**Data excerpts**
--------------------------------
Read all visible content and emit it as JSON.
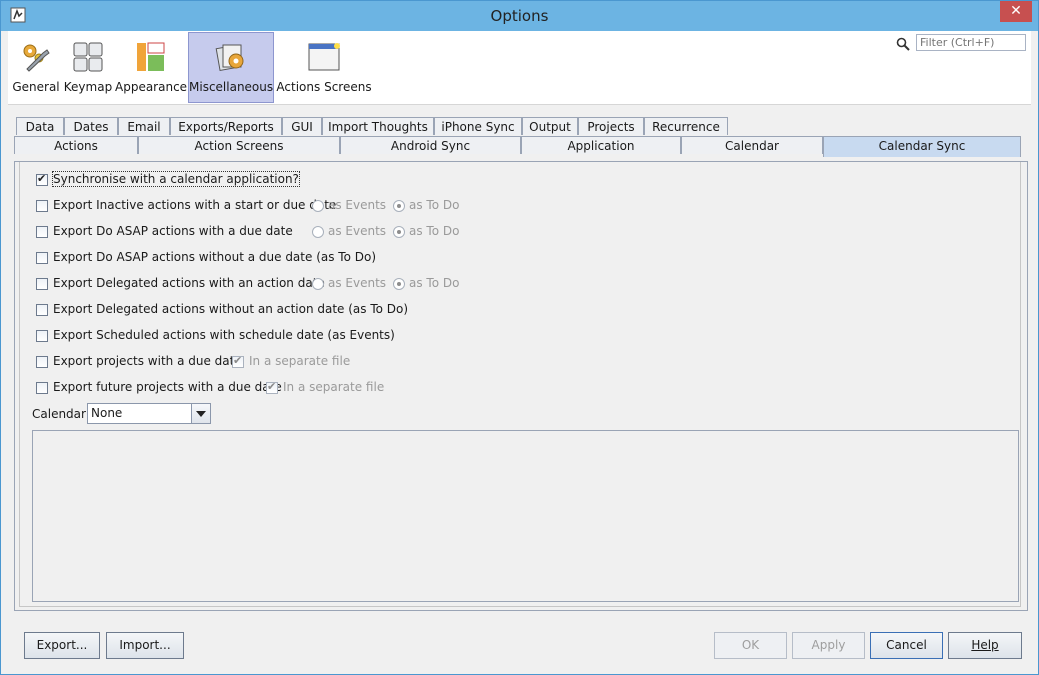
{
  "window": {
    "title": "Options",
    "close_glyph": "✕"
  },
  "toolbar": {
    "items": [
      {
        "label": "General",
        "icon": "gears-wrench-icon"
      },
      {
        "label": "Keymap",
        "icon": "keyboard-keys-icon"
      },
      {
        "label": "Appearance",
        "icon": "layout-icon"
      },
      {
        "label": "Miscellaneous",
        "icon": "misc-folder-icon",
        "selected": true
      },
      {
        "label": "Actions Screens",
        "icon": "window-screen-icon"
      }
    ],
    "filter_placeholder": "Filter (Ctrl+F)"
  },
  "tabs_row1": [
    "Data",
    "Dates",
    "Email",
    "Exports/Reports",
    "GUI",
    "Import Thoughts",
    "iPhone Sync",
    "Output",
    "Projects",
    "Recurrence"
  ],
  "tabs_row2": [
    "Actions",
    "Action Screens",
    "Android Sync",
    "Application",
    "Calendar",
    "Calendar Sync"
  ],
  "active_tab": "Calendar Sync",
  "options": [
    {
      "label": "Synchronise with a calendar application?",
      "checked": true
    },
    {
      "label": "Export Inactive actions with a start or due date",
      "checked": false,
      "radio_events": "as Events",
      "radio_todo": "as To Do"
    },
    {
      "label": "Export Do ASAP actions with a due date",
      "checked": false,
      "radio_events": "as Events",
      "radio_todo": "as To Do"
    },
    {
      "label": "Export Do ASAP actions without a due date (as To Do)",
      "checked": false
    },
    {
      "label": "Export Delegated actions with an action date",
      "checked": false,
      "radio_events": "as Events",
      "radio_todo": "as To Do"
    },
    {
      "label": "Export Delegated actions without an action date (as To Do)",
      "checked": false
    },
    {
      "label": "Export Scheduled actions with schedule date (as Events)",
      "checked": false
    },
    {
      "label": "Export projects with a due date",
      "checked": false,
      "separate": "In a separate file"
    },
    {
      "label": "Export future projects with a due date",
      "checked": false,
      "separate": "In a separate file"
    }
  ],
  "calendar": {
    "label": "Calendar",
    "value": "None"
  },
  "buttons": {
    "export": "Export...",
    "import": "Import...",
    "ok": "OK",
    "apply": "Apply",
    "cancel": "Cancel",
    "help": "Help"
  }
}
--------------------------------
**PROBLEM**
Every line above should be returned exactly; the pictures stay out.

**SOLUTION FOR THIS EXERCISE**
Read all visible content and emit it as JSON.
{
  "window": {
    "title": "Options",
    "close_glyph": "✕"
  },
  "toolbar": {
    "items": [
      {
        "label": "General",
        "icon": "gears-wrench-icon"
      },
      {
        "label": "Keymap",
        "icon": "keyboard-keys-icon"
      },
      {
        "label": "Appearance",
        "icon": "layout-icon"
      },
      {
        "label": "Miscellaneous",
        "icon": "misc-folder-icon",
        "selected": true
      },
      {
        "label": "Actions Screens",
        "icon": "window-screen-icon"
      }
    ],
    "filter_placeholder": "Filter (Ctrl+F)"
  },
  "tabs_row1": [
    "Data",
    "Dates",
    "Email",
    "Exports/Reports",
    "GUI",
    "Import Thoughts",
    "iPhone Sync",
    "Output",
    "Projects",
    "Recurrence"
  ],
  "tabs_row2": [
    "Actions",
    "Action Screens",
    "Android Sync",
    "Application",
    "Calendar",
    "Calendar Sync"
  ],
  "active_tab": "Calendar Sync",
  "options": [
    {
      "label": "Synchronise with a calendar application?",
      "checked": true
    },
    {
      "label": "Export Inactive actions with a start or due date",
      "checked": false,
      "radio_events": "as Events",
      "radio_todo": "as To Do"
    },
    {
      "label": "Export Do ASAP actions with a due date",
      "checked": false,
      "radio_events": "as Events",
      "radio_todo": "as To Do"
    },
    {
      "label": "Export Do ASAP actions without a due date (as To Do)",
      "checked": false
    },
    {
      "label": "Export Delegated actions with an action date",
      "checked": false,
      "radio_events": "as Events",
      "radio_todo": "as To Do"
    },
    {
      "label": "Export Delegated actions without an action date (as To Do)",
      "checked": false
    },
    {
      "label": "Export Scheduled actions with schedule date (as Events)",
      "checked": false
    },
    {
      "label": "Export projects with a due date",
      "checked": false,
      "separate": "In a separate file"
    },
    {
      "label": "Export future projects with a due date",
      "checked": false,
      "separate": "In a separate file"
    }
  ],
  "calendar": {
    "label": "Calendar",
    "value": "None"
  },
  "buttons": {
    "export": "Export...",
    "import": "Import...",
    "ok": "OK",
    "apply": "Apply",
    "cancel": "Cancel",
    "help": "Help"
  }
}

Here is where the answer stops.